## Provided data
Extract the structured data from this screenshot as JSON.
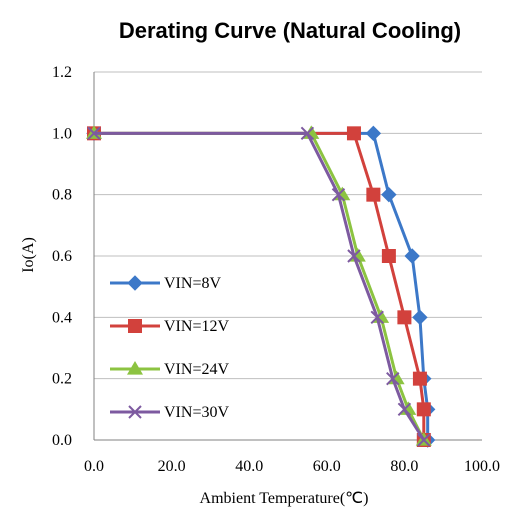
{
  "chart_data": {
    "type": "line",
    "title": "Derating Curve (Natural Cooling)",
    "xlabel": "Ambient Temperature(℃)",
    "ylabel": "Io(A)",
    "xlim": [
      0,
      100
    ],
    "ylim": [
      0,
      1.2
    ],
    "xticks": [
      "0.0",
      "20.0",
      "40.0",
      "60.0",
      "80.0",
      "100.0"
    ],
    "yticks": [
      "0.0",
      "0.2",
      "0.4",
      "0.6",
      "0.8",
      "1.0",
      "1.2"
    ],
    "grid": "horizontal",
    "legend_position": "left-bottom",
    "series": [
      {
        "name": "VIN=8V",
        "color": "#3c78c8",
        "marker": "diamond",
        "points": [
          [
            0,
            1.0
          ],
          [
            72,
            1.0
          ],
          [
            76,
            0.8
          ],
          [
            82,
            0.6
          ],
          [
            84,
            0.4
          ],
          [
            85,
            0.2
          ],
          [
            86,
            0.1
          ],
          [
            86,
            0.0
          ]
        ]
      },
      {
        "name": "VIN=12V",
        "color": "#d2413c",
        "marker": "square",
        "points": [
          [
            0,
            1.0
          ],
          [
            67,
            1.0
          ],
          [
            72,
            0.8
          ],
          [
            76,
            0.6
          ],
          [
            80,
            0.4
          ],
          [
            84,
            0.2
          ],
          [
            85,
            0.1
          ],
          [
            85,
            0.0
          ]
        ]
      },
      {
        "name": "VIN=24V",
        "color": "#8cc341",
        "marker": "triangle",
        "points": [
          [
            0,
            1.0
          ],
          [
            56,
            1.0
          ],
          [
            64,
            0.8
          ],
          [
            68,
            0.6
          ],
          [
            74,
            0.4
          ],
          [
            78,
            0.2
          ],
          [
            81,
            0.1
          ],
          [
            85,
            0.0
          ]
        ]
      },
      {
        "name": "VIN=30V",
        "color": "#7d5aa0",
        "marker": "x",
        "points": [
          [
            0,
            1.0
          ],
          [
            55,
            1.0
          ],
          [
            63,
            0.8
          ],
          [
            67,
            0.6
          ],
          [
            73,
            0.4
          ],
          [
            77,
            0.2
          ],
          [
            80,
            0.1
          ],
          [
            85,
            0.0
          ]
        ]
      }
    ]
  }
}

## Do this
Give an exact reproduction of every line, leaving out any picture.

## Exercise result
Extract the structured data from this screenshot as JSON.
{
  "chart_data": {
    "type": "line",
    "title": "Derating Curve (Natural Cooling)",
    "xlabel": "Ambient Temperature(℃)",
    "ylabel": "Io(A)",
    "xlim": [
      0,
      100
    ],
    "ylim": [
      0,
      1.2
    ],
    "xticks": [
      "0.0",
      "20.0",
      "40.0",
      "60.0",
      "80.0",
      "100.0"
    ],
    "yticks": [
      "0.0",
      "0.2",
      "0.4",
      "0.6",
      "0.8",
      "1.0",
      "1.2"
    ],
    "grid": "horizontal",
    "legend_position": "left-bottom",
    "series": [
      {
        "name": "VIN=8V",
        "color": "#3c78c8",
        "marker": "diamond",
        "points": [
          [
            0,
            1.0
          ],
          [
            72,
            1.0
          ],
          [
            76,
            0.8
          ],
          [
            82,
            0.6
          ],
          [
            84,
            0.4
          ],
          [
            85,
            0.2
          ],
          [
            86,
            0.1
          ],
          [
            86,
            0.0
          ]
        ]
      },
      {
        "name": "VIN=12V",
        "color": "#d2413c",
        "marker": "square",
        "points": [
          [
            0,
            1.0
          ],
          [
            67,
            1.0
          ],
          [
            72,
            0.8
          ],
          [
            76,
            0.6
          ],
          [
            80,
            0.4
          ],
          [
            84,
            0.2
          ],
          [
            85,
            0.1
          ],
          [
            85,
            0.0
          ]
        ]
      },
      {
        "name": "VIN=24V",
        "color": "#8cc341",
        "marker": "triangle",
        "points": [
          [
            0,
            1.0
          ],
          [
            56,
            1.0
          ],
          [
            64,
            0.8
          ],
          [
            68,
            0.6
          ],
          [
            74,
            0.4
          ],
          [
            78,
            0.2
          ],
          [
            81,
            0.1
          ],
          [
            85,
            0.0
          ]
        ]
      },
      {
        "name": "VIN=30V",
        "color": "#7d5aa0",
        "marker": "x",
        "points": [
          [
            0,
            1.0
          ],
          [
            55,
            1.0
          ],
          [
            63,
            0.8
          ],
          [
            67,
            0.6
          ],
          [
            73,
            0.4
          ],
          [
            77,
            0.2
          ],
          [
            80,
            0.1
          ],
          [
            85,
            0.0
          ]
        ]
      }
    ]
  }
}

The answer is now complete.